* Exercise prompt *
Transcribe the records below exactly as they appear, omitting any pictures.

* Raw records *
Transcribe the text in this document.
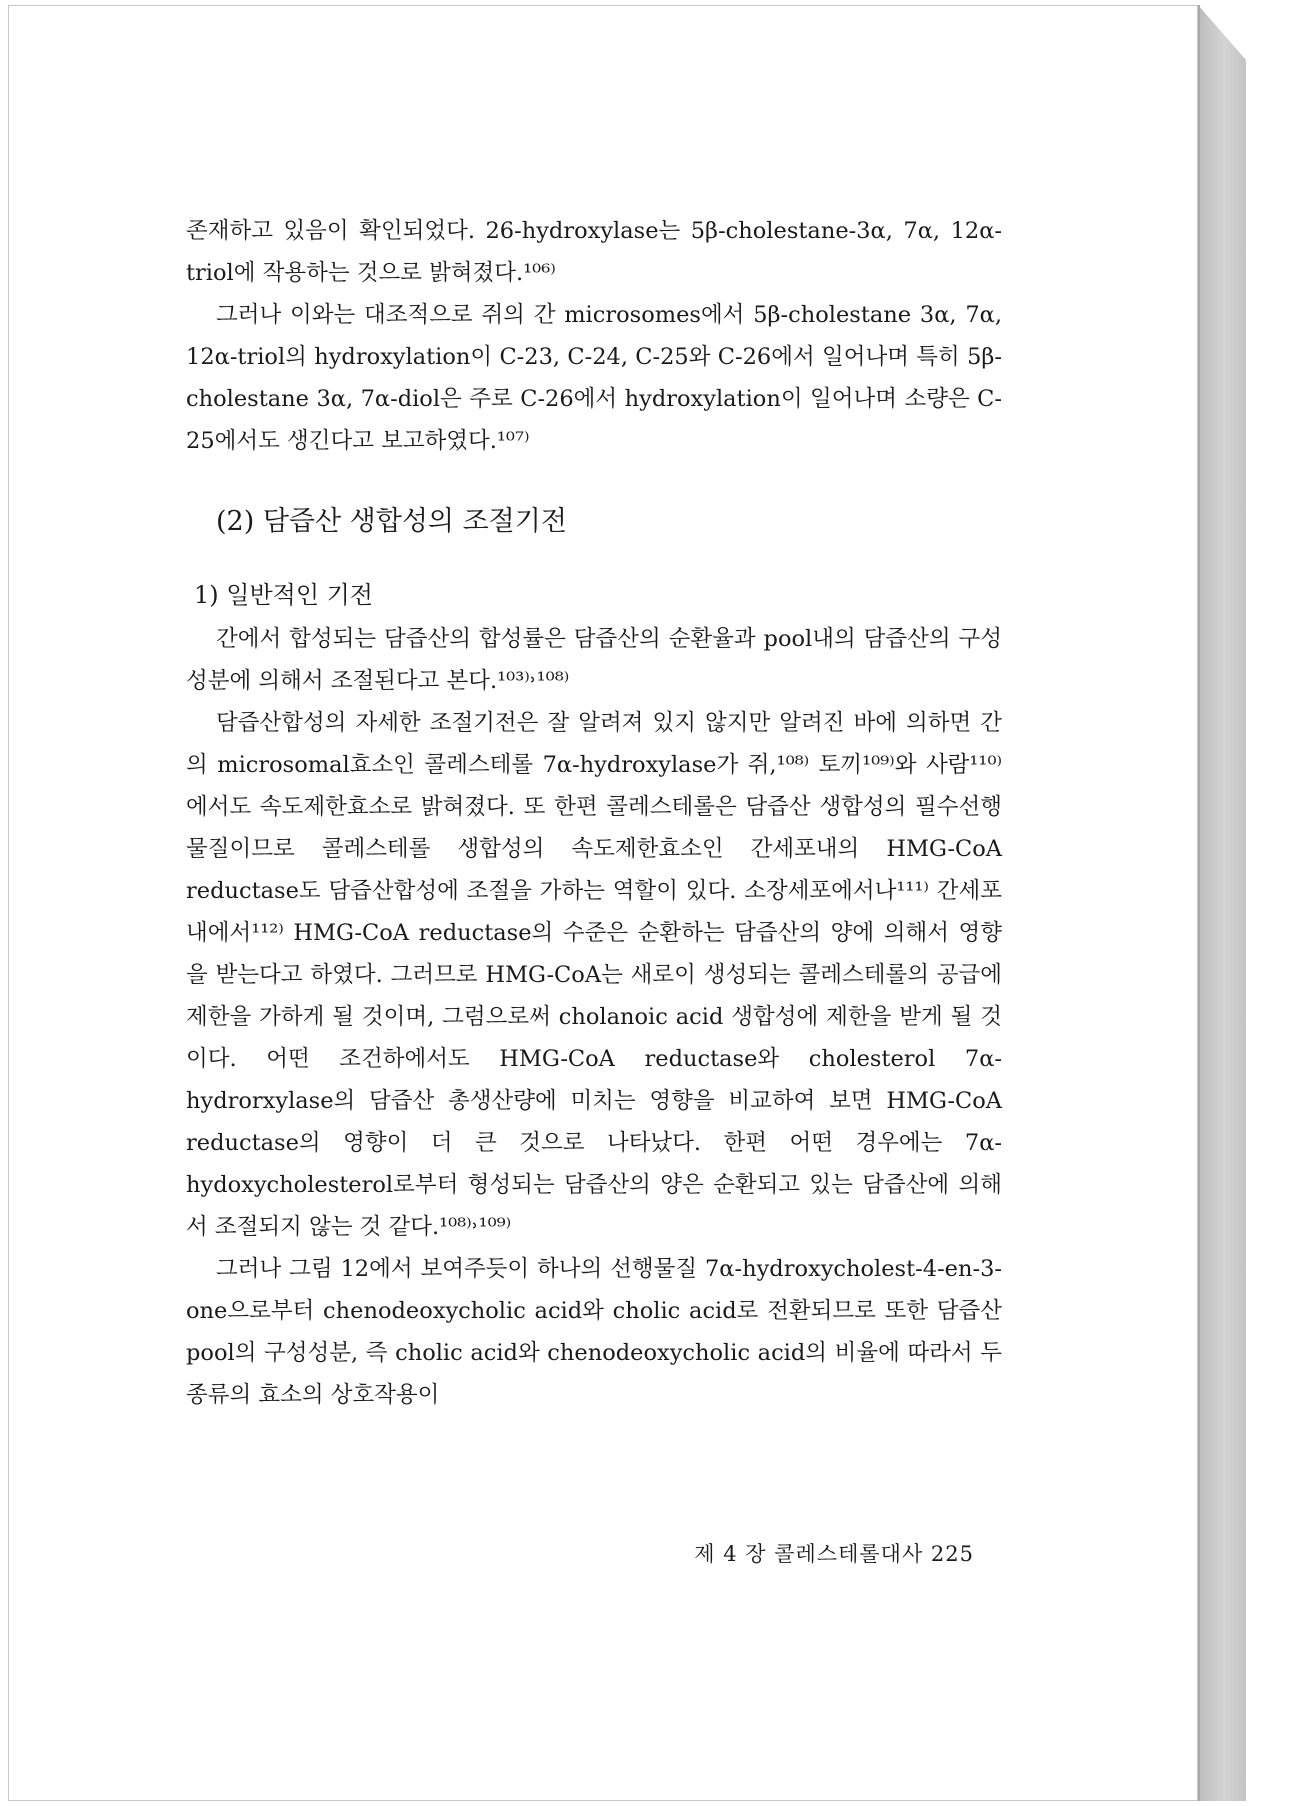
존재하고 있음이 확인되었다. 26-hydroxylase는 5β-cholestane-3α, 7α, 12α-triol에 작용하는 것으로 밝혀졌다.¹⁰⁶⁾

그러나 이와는 대조적으로 쥐의 간 microsomes에서 5β-cholestane 3α, 7α, 12α-triol의 hydroxylation이 C-23, C-24, C-25와 C-26에서 일어나며 특히 5β-cholestane 3α, 7α-diol은 주로 C-26에서 hydroxylation이 일어나며 소량은 C-25에서도 생긴다고 보고하였다.¹⁰⁷⁾

(2) 담즙산 생합성의 조절기전
1) 일반적인 기전

간에서 합성되는 담즙산의 합성률은 담즙산의 순환율과 pool내의 담즙산의 구성성분에 의해서 조절된다고 본다.¹⁰³⁾˒¹⁰⁸⁾

담즙산합성의 자세한 조절기전은 잘 알려져 있지 않지만 알려진 바에 의하면 간의 microsomal효소인 콜레스테롤 7α-hydroxylase가 쥐,¹⁰⁸⁾ 토끼¹⁰⁹⁾와 사람¹¹⁰⁾에서도 속도제한효소로 밝혀졌다. 또 한편 콜레스테롤은 담즙산 생합성의 필수선행물질이므로 콜레스테롤 생합성의 속도제한효소인 간세포내의 HMG-CoA reductase도 담즙산합성에 조절을 가하는 역할이 있다. 소장세포에서나¹¹¹⁾ 간세포내에서¹¹²⁾ HMG-CoA reductase의 수준은 순환하는 담즙산의 양에 의해서 영향을 받는다고 하였다. 그러므로 HMG-CoA는 새로이 생성되는 콜레스테롤의 공급에 제한을 가하게 될 것이며, 그럼으로써 cholanoic acid 생합성에 제한을 받게 될 것이다. 어떤 조건하에서도 HMG-CoA reductase와 cholesterol 7α-hydrorxylase의 담즙산 총생산량에 미치는 영향을 비교하여 보면 HMG-CoA reductase의 영향이 더 큰 것으로 나타났다. 한편 어떤 경우에는 7α-hydoxycholesterol로부터 형성되는 담즙산의 양은 순환되고 있는 담즙산에 의해서 조절되지 않는 것 같다.¹⁰⁸⁾˒¹⁰⁹⁾

그러나 그림 12에서 보여주듯이 하나의 선행물질 7α-hydroxycholest-4-en-3-one으로부터 chenodeoxycholic acid와 cholic acid로 전환되므로 또한 담즙산 pool의 구성성분, 즉 cholic acid와 chenodeoxycholic acid의 비율에 따라서 두 종류의 효소의 상호작용이

제 4 장 콜레스테롤대사 225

* Answer to the problem *
Transcribe the text in this document.
존재하고 있음이 확인되었다. 26-hydroxylase는 5β-cholestane-3α, 7α, 12α-triol에 작용하는 것으로 밝혀졌다.¹⁰⁶⁾

그러나 이와는 대조적으로 쥐의 간 microsomes에서 5β-cholestane 3α, 7α, 12α-triol의 hydroxylation이 C-23, C-24, C-25와 C-26에서 일어나며 특히 5β-cholestane 3α, 7α-diol은 주로 C-26에서 hydroxylation이 일어나며 소량은 C-25에서도 생긴다고 보고하였다.¹⁰⁷⁾

(2) 담즙산 생합성의 조절기전
1) 일반적인 기전

간에서 합성되는 담즙산의 합성률은 담즙산의 순환율과 pool내의 담즙산의 구성성분에 의해서 조절된다고 본다.¹⁰³⁾˒¹⁰⁸⁾

담즙산합성의 자세한 조절기전은 잘 알려져 있지 않지만 알려진 바에 의하면 간의 microsomal효소인 콜레스테롤 7α-hydroxylase가 쥐,¹⁰⁸⁾ 토끼¹⁰⁹⁾와 사람¹¹⁰⁾에서도 속도제한효소로 밝혀졌다. 또 한편 콜레스테롤은 담즙산 생합성의 필수선행물질이므로 콜레스테롤 생합성의 속도제한효소인 간세포내의 HMG-CoA reductase도 담즙산합성에 조절을 가하는 역할이 있다. 소장세포에서나¹¹¹⁾ 간세포내에서¹¹²⁾ HMG-CoA reductase의 수준은 순환하는 담즙산의 양에 의해서 영향을 받는다고 하였다. 그러므로 HMG-CoA는 새로이 생성되는 콜레스테롤의 공급에 제한을 가하게 될 것이며, 그럼으로써 cholanoic acid 생합성에 제한을 받게 될 것이다. 어떤 조건하에서도 HMG-CoA reductase와 cholesterol 7α-hydrorxylase의 담즙산 총생산량에 미치는 영향을 비교하여 보면 HMG-CoA reductase의 영향이 더 큰 것으로 나타났다. 한편 어떤 경우에는 7α-hydoxycholesterol로부터 형성되는 담즙산의 양은 순환되고 있는 담즙산에 의해서 조절되지 않는 것 같다.¹⁰⁸⁾˒¹⁰⁹⁾

그러나 그림 12에서 보여주듯이 하나의 선행물질 7α-hydroxycholest-4-en-3-one으로부터 chenodeoxycholic acid와 cholic acid로 전환되므로 또한 담즙산 pool의 구성성분, 즉 cholic acid와 chenodeoxycholic acid의 비율에 따라서 두 종류의 효소의 상호작용이

제 4 장 콜레스테롤대사 225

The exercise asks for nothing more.